PROBLEM DESCRIPTION: Find the lines holding "床单干净卫生" and copy them.

Data entries:
------------------------------------------------------------------------

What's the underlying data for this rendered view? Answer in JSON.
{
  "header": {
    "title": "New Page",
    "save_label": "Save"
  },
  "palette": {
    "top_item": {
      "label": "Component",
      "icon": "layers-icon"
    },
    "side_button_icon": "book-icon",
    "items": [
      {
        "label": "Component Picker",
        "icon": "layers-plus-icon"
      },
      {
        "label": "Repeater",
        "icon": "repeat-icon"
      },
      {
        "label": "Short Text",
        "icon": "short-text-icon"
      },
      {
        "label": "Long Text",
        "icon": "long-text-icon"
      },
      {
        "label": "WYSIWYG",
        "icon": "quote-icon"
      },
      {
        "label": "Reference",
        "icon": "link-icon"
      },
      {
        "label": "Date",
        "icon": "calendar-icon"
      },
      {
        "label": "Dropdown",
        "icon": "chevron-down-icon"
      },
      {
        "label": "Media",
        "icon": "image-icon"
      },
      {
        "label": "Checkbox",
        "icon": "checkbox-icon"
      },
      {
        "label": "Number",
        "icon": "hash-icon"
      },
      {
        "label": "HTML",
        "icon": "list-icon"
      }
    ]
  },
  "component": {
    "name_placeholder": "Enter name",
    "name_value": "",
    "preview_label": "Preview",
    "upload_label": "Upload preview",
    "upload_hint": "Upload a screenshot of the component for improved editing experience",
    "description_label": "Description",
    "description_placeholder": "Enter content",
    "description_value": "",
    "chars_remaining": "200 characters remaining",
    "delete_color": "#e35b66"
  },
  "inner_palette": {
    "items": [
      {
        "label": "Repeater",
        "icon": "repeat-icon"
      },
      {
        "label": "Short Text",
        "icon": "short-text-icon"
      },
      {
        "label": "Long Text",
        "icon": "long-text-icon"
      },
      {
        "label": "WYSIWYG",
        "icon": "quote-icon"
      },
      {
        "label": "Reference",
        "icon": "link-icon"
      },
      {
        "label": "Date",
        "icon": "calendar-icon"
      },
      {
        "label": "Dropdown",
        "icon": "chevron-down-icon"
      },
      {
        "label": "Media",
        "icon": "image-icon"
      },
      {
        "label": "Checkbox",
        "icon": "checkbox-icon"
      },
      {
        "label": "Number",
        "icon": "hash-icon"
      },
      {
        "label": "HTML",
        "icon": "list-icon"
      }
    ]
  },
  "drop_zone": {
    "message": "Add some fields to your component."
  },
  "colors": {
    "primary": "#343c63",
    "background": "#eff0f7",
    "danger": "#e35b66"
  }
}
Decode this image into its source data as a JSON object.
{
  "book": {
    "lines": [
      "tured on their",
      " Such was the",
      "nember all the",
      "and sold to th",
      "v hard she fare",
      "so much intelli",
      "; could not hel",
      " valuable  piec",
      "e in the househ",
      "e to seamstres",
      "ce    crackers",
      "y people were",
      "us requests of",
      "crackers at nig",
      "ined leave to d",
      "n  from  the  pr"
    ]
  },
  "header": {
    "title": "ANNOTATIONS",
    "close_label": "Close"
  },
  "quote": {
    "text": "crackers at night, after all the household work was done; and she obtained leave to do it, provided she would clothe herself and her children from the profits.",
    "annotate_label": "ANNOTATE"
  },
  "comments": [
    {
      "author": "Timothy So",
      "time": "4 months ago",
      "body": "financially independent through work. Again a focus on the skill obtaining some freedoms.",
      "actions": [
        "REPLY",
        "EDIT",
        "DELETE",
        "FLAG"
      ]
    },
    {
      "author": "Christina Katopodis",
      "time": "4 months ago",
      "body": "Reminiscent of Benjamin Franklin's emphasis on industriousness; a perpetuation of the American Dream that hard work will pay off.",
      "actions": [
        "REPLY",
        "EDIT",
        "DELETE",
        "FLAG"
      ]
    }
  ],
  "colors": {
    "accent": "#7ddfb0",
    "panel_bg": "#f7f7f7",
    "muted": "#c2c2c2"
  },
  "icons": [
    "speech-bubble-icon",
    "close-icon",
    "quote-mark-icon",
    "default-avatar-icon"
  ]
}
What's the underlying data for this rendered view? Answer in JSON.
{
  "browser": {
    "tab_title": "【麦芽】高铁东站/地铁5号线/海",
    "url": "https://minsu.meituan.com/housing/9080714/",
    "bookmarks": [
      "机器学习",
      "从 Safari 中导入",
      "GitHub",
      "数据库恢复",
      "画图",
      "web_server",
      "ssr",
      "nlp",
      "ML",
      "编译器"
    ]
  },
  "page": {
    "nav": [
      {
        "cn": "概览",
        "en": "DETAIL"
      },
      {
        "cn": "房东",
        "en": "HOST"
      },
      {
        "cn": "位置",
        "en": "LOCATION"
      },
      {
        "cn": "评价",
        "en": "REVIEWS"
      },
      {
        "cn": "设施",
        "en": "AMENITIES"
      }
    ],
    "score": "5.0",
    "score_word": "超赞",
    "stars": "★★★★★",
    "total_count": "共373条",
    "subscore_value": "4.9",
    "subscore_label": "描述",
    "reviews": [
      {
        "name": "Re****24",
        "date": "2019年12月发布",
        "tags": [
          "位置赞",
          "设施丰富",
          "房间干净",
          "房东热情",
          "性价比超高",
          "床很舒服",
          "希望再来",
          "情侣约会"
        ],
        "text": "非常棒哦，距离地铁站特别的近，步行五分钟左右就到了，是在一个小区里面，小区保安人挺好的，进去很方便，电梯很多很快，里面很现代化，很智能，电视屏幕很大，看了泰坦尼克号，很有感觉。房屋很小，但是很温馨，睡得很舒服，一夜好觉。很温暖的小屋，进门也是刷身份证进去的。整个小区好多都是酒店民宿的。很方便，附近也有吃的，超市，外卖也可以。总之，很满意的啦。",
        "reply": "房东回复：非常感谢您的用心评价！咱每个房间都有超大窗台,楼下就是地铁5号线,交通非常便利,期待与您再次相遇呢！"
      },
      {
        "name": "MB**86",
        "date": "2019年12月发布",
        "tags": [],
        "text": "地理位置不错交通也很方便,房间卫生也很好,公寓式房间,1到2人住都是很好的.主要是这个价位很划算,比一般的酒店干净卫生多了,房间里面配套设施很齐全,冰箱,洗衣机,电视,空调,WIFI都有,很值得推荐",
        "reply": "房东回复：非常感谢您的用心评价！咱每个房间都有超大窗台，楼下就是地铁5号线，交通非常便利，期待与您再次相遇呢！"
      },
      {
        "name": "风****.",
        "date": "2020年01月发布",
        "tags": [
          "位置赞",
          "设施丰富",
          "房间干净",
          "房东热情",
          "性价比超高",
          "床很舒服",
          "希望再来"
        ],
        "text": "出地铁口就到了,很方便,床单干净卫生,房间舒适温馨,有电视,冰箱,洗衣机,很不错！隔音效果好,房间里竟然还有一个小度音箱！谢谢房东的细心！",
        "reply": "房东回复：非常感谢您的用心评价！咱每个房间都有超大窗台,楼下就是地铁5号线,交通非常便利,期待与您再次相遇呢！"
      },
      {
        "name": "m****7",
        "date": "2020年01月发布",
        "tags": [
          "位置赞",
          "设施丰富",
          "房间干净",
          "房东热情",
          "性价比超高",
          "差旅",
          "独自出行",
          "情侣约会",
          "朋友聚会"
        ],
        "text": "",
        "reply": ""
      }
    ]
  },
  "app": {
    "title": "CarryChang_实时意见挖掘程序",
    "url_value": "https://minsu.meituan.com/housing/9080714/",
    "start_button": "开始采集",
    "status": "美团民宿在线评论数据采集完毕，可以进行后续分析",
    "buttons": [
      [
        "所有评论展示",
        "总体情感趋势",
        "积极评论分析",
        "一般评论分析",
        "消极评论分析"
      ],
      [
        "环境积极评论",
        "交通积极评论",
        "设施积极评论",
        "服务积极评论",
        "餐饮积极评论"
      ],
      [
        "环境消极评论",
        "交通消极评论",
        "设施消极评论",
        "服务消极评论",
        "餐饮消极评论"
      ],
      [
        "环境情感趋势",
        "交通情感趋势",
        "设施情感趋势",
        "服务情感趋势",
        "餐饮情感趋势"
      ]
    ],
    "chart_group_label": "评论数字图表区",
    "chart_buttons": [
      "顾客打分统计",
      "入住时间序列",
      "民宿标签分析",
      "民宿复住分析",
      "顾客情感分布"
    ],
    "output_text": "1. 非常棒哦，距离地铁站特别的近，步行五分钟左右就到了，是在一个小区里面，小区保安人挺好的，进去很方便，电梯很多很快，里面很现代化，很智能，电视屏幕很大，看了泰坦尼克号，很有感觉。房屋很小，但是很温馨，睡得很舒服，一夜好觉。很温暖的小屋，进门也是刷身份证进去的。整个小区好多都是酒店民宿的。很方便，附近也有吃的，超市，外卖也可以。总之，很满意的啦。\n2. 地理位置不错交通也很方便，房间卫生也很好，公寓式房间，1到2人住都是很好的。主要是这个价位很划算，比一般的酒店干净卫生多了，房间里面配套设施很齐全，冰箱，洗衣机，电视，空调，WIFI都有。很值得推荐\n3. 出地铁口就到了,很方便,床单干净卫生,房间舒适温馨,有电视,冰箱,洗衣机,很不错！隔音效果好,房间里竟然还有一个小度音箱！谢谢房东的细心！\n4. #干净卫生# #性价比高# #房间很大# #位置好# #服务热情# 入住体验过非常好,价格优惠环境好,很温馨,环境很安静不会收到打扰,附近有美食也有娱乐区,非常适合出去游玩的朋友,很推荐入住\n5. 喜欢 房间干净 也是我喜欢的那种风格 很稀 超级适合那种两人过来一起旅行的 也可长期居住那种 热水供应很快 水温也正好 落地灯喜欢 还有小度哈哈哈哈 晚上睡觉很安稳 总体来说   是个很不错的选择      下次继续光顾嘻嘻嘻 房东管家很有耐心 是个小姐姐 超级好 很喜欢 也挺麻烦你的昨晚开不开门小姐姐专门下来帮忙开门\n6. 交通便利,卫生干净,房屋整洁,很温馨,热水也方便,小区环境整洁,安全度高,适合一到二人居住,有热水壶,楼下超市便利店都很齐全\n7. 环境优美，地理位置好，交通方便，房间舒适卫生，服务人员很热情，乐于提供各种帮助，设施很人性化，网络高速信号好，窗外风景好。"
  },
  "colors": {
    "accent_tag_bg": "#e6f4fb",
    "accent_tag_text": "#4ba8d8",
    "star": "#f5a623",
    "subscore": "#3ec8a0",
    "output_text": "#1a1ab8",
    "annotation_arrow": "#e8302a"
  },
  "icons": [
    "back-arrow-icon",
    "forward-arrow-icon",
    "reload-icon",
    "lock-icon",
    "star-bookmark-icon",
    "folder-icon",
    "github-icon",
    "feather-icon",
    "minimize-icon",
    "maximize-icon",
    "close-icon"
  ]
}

------------------------------------------------------------------------

RESPONSE:
        "text": "出地铁口就到了,很方便,床单干净卫生,房间舒适温馨,有电视,冰箱,洗衣机,很不错！隔音效果好,房间里竟然还有一个小度音箱！谢谢房东的细心！",
    "output_text": "1. 非常棒哦，距离地铁站特别的近，步行五分钟左右就到了，是在一个小区里面，小区保安人挺好的，进去很方便，电梯很多很快，里面很现代化，很智能，电视屏幕很大，看了泰坦尼克号，很有感觉。房屋很小，但是很温馨，睡得很舒服，一夜好觉。很温暖的小屋，进门也是刷身份证进去的。整个小区好多都是酒店民宿的。很方便，附近也有吃的，超市，外卖也可以。总之，很满意的啦。\n2. 地理位置不错交通也很方便，房间卫生也很好，公寓式房间，1到2人住都是很好的。主要是这个价位很划算，比一般的酒店干净卫生多了，房间里面配套设施很齐全，冰箱，洗衣机，电视，空调，WIFI都有。很值得推荐\n3. 出地铁口就到了,很方便,床单干净卫生,房间舒适温馨,有电视,冰箱,洗衣机,很不错！隔音效果好,房间里竟然还有一个小度音箱！谢谢房东的细心！\n4. #干净卫生# #性价比高# #房间很大# #位置好# #服务热情# 入住体验过非常好,价格优惠环境好,很温馨,环境很安静不会收到打扰,附近有美食也有娱乐区,非常适合出去游玩的朋友,很推荐入住\n5. 喜欢 房间干净 也是我喜欢的那种风格 很稀 超级适合那种两人过来一起旅行的 也可长期居住那种 热水供应很快 水温也正好 落地灯喜欢 还有小度哈哈哈哈 晚上睡觉很安稳 总体来说   是个很不错的选择      下次继续光顾嘻嘻嘻 房东管家很有耐心 是个小姐姐 超级好 很喜欢 也挺麻烦你的昨晚开不开门小姐姐专门下来帮忙开门\n6. 交通便利,卫生干净,房屋整洁,很温馨,热水也方便,小区环境整洁,安全度高,适合一到二人居住,有热水壶,楼下超市便利店都很齐全\n7. 环境优美，地理位置好，交通方便，房间舒适卫生，服务人员很热情，乐于提供各种帮助，设施很人性化，网络高速信号好，窗外风景好。"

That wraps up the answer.